-- BEGIN Available data --

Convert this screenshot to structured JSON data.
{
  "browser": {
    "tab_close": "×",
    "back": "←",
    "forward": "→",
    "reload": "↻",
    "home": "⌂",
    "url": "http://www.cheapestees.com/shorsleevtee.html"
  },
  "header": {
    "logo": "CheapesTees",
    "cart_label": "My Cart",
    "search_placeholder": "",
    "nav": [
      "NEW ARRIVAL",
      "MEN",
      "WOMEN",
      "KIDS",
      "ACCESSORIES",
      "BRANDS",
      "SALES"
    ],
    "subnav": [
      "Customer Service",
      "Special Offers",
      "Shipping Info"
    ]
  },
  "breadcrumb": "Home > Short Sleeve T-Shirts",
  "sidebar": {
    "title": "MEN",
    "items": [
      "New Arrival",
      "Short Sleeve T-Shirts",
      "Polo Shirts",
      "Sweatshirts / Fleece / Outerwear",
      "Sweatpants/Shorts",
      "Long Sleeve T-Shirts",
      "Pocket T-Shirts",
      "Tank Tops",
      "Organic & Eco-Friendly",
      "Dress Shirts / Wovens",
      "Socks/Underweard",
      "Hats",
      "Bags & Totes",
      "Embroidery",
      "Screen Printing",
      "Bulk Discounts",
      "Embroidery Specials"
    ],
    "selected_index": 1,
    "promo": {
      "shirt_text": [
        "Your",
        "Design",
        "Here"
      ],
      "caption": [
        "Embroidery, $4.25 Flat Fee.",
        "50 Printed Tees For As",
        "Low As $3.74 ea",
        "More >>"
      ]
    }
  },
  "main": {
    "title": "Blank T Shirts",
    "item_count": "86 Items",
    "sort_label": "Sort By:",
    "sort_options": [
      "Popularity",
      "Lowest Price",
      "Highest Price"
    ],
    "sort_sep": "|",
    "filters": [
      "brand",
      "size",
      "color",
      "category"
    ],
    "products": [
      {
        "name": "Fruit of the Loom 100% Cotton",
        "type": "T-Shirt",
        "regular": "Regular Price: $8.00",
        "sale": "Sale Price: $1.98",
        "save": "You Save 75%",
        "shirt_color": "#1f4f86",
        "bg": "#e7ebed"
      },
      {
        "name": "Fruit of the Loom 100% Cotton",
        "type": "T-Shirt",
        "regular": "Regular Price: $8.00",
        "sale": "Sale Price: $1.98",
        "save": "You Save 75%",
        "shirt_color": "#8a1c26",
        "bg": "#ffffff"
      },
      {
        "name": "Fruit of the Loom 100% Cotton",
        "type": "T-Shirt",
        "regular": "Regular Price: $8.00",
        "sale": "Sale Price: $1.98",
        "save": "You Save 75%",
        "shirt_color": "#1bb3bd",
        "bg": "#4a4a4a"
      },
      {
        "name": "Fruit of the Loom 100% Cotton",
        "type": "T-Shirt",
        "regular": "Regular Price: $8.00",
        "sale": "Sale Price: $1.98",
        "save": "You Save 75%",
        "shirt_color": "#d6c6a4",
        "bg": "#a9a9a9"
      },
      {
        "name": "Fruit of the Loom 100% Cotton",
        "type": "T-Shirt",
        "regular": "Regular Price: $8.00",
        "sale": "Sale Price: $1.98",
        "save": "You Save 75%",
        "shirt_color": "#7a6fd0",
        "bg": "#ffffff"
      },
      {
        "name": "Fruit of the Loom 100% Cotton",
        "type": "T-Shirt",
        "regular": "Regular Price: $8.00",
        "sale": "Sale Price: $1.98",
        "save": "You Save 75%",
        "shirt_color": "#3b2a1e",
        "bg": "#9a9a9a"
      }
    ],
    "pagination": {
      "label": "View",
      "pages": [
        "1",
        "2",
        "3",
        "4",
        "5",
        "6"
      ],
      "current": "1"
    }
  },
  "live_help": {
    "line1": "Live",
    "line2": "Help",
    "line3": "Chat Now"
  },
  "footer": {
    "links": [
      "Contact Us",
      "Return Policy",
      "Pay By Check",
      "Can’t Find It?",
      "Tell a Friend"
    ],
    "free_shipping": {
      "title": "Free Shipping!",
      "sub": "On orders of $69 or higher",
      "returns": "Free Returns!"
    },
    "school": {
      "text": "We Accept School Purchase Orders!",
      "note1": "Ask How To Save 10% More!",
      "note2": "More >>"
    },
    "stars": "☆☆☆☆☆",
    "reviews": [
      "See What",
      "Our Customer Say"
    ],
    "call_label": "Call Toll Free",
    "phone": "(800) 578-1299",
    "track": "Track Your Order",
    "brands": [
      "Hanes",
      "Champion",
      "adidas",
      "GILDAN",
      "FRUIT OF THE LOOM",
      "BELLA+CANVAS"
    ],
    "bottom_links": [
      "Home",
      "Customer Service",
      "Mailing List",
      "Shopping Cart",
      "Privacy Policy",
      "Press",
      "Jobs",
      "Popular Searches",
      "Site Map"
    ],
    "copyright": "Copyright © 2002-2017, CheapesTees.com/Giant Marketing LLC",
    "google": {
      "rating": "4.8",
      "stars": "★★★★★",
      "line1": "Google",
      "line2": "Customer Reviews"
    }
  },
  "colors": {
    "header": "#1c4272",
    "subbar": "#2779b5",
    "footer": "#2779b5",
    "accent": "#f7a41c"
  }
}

-- END Available data --

Task details
Retype all of the material, keeping each line exact.

Response to the task
Convert this screenshot to structured JSON data.
{
  "browser": {
    "tab_close": "×",
    "back": "←",
    "forward": "→",
    "reload": "↻",
    "home": "⌂",
    "url": "http://www.cheapestees.com/shorsleevtee.html"
  },
  "header": {
    "logo": "CheapesTees",
    "cart_label": "My Cart",
    "search_placeholder": "",
    "nav": [
      "NEW ARRIVAL",
      "MEN",
      "WOMEN",
      "KIDS",
      "ACCESSORIES",
      "BRANDS",
      "SALES"
    ],
    "subnav": [
      "Customer Service",
      "Special Offers",
      "Shipping Info"
    ]
  },
  "breadcrumb": "Home > Short Sleeve T-Shirts",
  "sidebar": {
    "title": "MEN",
    "items": [
      "New Arrival",
      "Short Sleeve T-Shirts",
      "Polo Shirts",
      "Sweatshirts / Fleece / Outerwear",
      "Sweatpants/Shorts",
      "Long Sleeve T-Shirts",
      "Pocket T-Shirts",
      "Tank Tops",
      "Organic & Eco-Friendly",
      "Dress Shirts / Wovens",
      "Socks/Underweard",
      "Hats",
      "Bags & Totes",
      "Embroidery",
      "Screen Printing",
      "Bulk Discounts",
      "Embroidery Specials"
    ],
    "selected_index": 1,
    "promo": {
      "shirt_text": [
        "Your",
        "Design",
        "Here"
      ],
      "caption": [
        "Embroidery, $4.25 Flat Fee.",
        "50 Printed Tees For As",
        "Low As $3.74 ea",
        "More >>"
      ]
    }
  },
  "main": {
    "title": "Blank T Shirts",
    "item_count": "86 Items",
    "sort_label": "Sort By:",
    "sort_options": [
      "Popularity",
      "Lowest Price",
      "Highest Price"
    ],
    "sort_sep": "|",
    "filters": [
      "brand",
      "size",
      "color",
      "category"
    ],
    "products": [
      {
        "name": "Fruit of the Loom 100% Cotton",
        "type": "T-Shirt",
        "regular": "Regular Price: $8.00",
        "sale": "Sale Price: $1.98",
        "save": "You Save 75%",
        "shirt_color": "#1f4f86",
        "bg": "#e7ebed"
      },
      {
        "name": "Fruit of the Loom 100% Cotton",
        "type": "T-Shirt",
        "regular": "Regular Price: $8.00",
        "sale": "Sale Price: $1.98",
        "save": "You Save 75%",
        "shirt_color": "#8a1c26",
        "bg": "#ffffff"
      },
      {
        "name": "Fruit of the Loom 100% Cotton",
        "type": "T-Shirt",
        "regular": "Regular Price: $8.00",
        "sale": "Sale Price: $1.98",
        "save": "You Save 75%",
        "shirt_color": "#1bb3bd",
        "bg": "#4a4a4a"
      },
      {
        "name": "Fruit of the Loom 100% Cotton",
        "type": "T-Shirt",
        "regular": "Regular Price: $8.00",
        "sale": "Sale Price: $1.98",
        "save": "You Save 75%",
        "shirt_color": "#d6c6a4",
        "bg": "#a9a9a9"
      },
      {
        "name": "Fruit of the Loom 100% Cotton",
        "type": "T-Shirt",
        "regular": "Regular Price: $8.00",
        "sale": "Sale Price: $1.98",
        "save": "You Save 75%",
        "shirt_color": "#7a6fd0",
        "bg": "#ffffff"
      },
      {
        "name": "Fruit of the Loom 100% Cotton",
        "type": "T-Shirt",
        "regular": "Regular Price: $8.00",
        "sale": "Sale Price: $1.98",
        "save": "You Save 75%",
        "shirt_color": "#3b2a1e",
        "bg": "#9a9a9a"
      }
    ],
    "pagination": {
      "label": "View",
      "pages": [
        "1",
        "2",
        "3",
        "4",
        "5",
        "6"
      ],
      "current": "1"
    }
  },
  "live_help": {
    "line1": "Live",
    "line2": "Help",
    "line3": "Chat Now"
  },
  "footer": {
    "links": [
      "Contact Us",
      "Return Policy",
      "Pay By Check",
      "Can’t Find It?",
      "Tell a Friend"
    ],
    "free_shipping": {
      "title": "Free Shipping!",
      "sub": "On orders of $69 or higher",
      "returns": "Free Returns!"
    },
    "school": {
      "text": "We Accept School Purchase Orders!",
      "note1": "Ask How To Save 10% More!",
      "note2": "More >>"
    },
    "stars": "☆☆☆☆☆",
    "reviews": [
      "See What",
      "Our Customer Say"
    ],
    "call_label": "Call Toll Free",
    "phone": "(800) 578-1299",
    "track": "Track Your Order",
    "brands": [
      "Hanes",
      "Champion",
      "adidas",
      "GILDAN",
      "FRUIT OF THE LOOM",
      "BELLA+CANVAS"
    ],
    "bottom_links": [
      "Home",
      "Customer Service",
      "Mailing List",
      "Shopping Cart",
      "Privacy Policy",
      "Press",
      "Jobs",
      "Popular Searches",
      "Site Map"
    ],
    "copyright": "Copyright © 2002-2017, CheapesTees.com/Giant Marketing LLC",
    "google": {
      "rating": "4.8",
      "stars": "★★★★★",
      "line1": "Google",
      "line2": "Customer Reviews"
    }
  },
  "colors": {
    "header": "#1c4272",
    "subbar": "#2779b5",
    "footer": "#2779b5",
    "accent": "#f7a41c"
  }
}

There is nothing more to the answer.